● Task prompt: Type out the material below exactly.

● Supplied entries:

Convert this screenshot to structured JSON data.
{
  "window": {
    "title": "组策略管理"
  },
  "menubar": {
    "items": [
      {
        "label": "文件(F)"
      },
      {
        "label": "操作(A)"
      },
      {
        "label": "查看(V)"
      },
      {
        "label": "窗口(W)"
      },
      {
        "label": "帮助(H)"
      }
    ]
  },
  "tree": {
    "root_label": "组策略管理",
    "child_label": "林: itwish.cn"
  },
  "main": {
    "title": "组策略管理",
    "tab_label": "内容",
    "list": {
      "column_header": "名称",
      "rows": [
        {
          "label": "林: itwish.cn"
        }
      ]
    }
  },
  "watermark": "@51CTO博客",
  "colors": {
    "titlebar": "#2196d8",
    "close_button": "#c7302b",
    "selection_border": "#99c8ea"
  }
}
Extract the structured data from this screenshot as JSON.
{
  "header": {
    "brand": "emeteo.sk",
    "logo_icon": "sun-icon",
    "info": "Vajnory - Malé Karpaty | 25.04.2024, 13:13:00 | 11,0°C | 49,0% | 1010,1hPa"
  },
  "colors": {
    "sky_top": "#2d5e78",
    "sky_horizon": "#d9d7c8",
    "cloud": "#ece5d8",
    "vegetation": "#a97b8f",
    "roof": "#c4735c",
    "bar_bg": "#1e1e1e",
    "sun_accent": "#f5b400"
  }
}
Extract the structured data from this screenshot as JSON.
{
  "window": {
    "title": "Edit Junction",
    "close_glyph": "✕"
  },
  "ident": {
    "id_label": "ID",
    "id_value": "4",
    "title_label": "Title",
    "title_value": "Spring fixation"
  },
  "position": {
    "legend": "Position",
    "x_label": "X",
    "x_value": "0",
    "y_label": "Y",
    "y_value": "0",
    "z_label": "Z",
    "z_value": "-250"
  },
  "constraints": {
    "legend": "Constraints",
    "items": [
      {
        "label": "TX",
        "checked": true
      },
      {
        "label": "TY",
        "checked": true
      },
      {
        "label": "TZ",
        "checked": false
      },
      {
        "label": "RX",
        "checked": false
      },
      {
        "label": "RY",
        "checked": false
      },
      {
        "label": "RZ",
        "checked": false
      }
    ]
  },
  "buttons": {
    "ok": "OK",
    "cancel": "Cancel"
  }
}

● Correct result:
Convert this screenshot to structured JSON data.
{
  "window": {
    "title": "组策略管理"
  },
  "menubar": {
    "items": [
      {
        "label": "文件(F)"
      },
      {
        "label": "操作(A)"
      },
      {
        "label": "查看(V)"
      },
      {
        "label": "窗口(W)"
      },
      {
        "label": "帮助(H)"
      }
    ]
  },
  "tree": {
    "root_label": "组策略管理",
    "child_label": "林: itwish.cn"
  },
  "main": {
    "title": "组策略管理",
    "tab_label": "内容",
    "list": {
      "column_header": "名称",
      "rows": [
        {
          "label": "林: itwish.cn"
        }
      ]
    }
  },
  "watermark": "@51CTO博客",
  "colors": {
    "titlebar": "#2196d8",
    "close_button": "#c7302b",
    "selection_border": "#99c8ea"
  }
}
Extract the structured data from this screenshot as JSON.
{
  "header": {
    "brand": "emeteo.sk",
    "logo_icon": "sun-icon",
    "info": "Vajnory - Malé Karpaty | 25.04.2024, 13:13:00 | 11,0°C | 49,0% | 1010,1hPa"
  },
  "colors": {
    "sky_top": "#2d5e78",
    "sky_horizon": "#d9d7c8",
    "cloud": "#ece5d8",
    "vegetation": "#a97b8f",
    "roof": "#c4735c",
    "bar_bg": "#1e1e1e",
    "sun_accent": "#f5b400"
  }
}
Extract the structured data from this screenshot as JSON.
{
  "window": {
    "title": "Edit Junction",
    "close_glyph": "✕"
  },
  "ident": {
    "id_label": "ID",
    "id_value": "4",
    "title_label": "Title",
    "title_value": "Spring fixation"
  },
  "position": {
    "legend": "Position",
    "x_label": "X",
    "x_value": "0",
    "y_label": "Y",
    "y_value": "0",
    "z_label": "Z",
    "z_value": "-250"
  },
  "constraints": {
    "legend": "Constraints",
    "items": [
      {
        "label": "TX",
        "checked": true
      },
      {
        "label": "TY",
        "checked": true
      },
      {
        "label": "TZ",
        "checked": false
      },
      {
        "label": "RX",
        "checked": false
      },
      {
        "label": "RY",
        "checked": false
      },
      {
        "label": "RZ",
        "checked": false
      }
    ]
  },
  "buttons": {
    "ok": "OK",
    "cancel": "Cancel"
  }
}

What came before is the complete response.